> _What needs to be done_:
All entries must be repeated exactly; do not include the pictures.

> _Records_:
** BEGIN **

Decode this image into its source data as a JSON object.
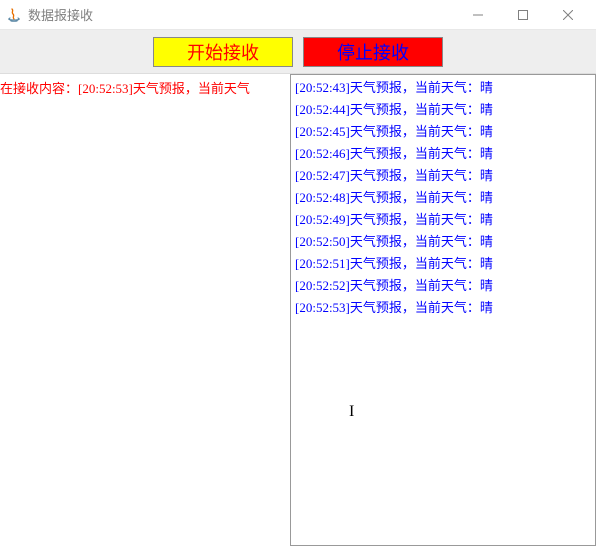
{
  "window": {
    "title": "数据报接收"
  },
  "toolbar": {
    "start_label": "开始接收",
    "stop_label": "停止接收"
  },
  "status": {
    "text": "在接收内容：[20:52:53]天气预报，当前天气"
  },
  "log": {
    "lines": [
      "[20:52:43]天气预报，当前天气：晴",
      "[20:52:44]天气预报，当前天气：晴",
      "[20:52:45]天气预报，当前天气：晴",
      "[20:52:46]天气预报，当前天气：晴",
      "[20:52:47]天气预报，当前天气：晴",
      "[20:52:48]天气预报，当前天气：晴",
      "[20:52:49]天气预报，当前天气：晴",
      "[20:52:50]天气预报，当前天气：晴",
      "[20:52:51]天气预报，当前天气：晴",
      "[20:52:52]天气预报，当前天气：晴",
      "[20:52:53]天气预报，当前天气：晴"
    ]
  },
  "colors": {
    "start_bg": "#ffff00",
    "start_fg": "#ff0000",
    "stop_bg": "#ff0000",
    "stop_fg": "#0000ff",
    "status_fg": "#ff0000",
    "log_fg": "#0000ff",
    "toolbar_bg": "#eeeeee"
  }
}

** END **

> _Answer in full_:
Decode this image into its source data as a JSON object.
{
  "window": {
    "title": "数据报接收"
  },
  "toolbar": {
    "start_label": "开始接收",
    "stop_label": "停止接收"
  },
  "status": {
    "text": "在接收内容：[20:52:53]天气预报，当前天气"
  },
  "log": {
    "lines": [
      "[20:52:43]天气预报，当前天气：晴",
      "[20:52:44]天气预报，当前天气：晴",
      "[20:52:45]天气预报，当前天气：晴",
      "[20:52:46]天气预报，当前天气：晴",
      "[20:52:47]天气预报，当前天气：晴",
      "[20:52:48]天气预报，当前天气：晴",
      "[20:52:49]天气预报，当前天气：晴",
      "[20:52:50]天气预报，当前天气：晴",
      "[20:52:51]天气预报，当前天气：晴",
      "[20:52:52]天气预报，当前天气：晴",
      "[20:52:53]天气预报，当前天气：晴"
    ]
  },
  "colors": {
    "start_bg": "#ffff00",
    "start_fg": "#ff0000",
    "stop_bg": "#ff0000",
    "stop_fg": "#0000ff",
    "status_fg": "#ff0000",
    "log_fg": "#0000ff",
    "toolbar_bg": "#eeeeee"
  }
}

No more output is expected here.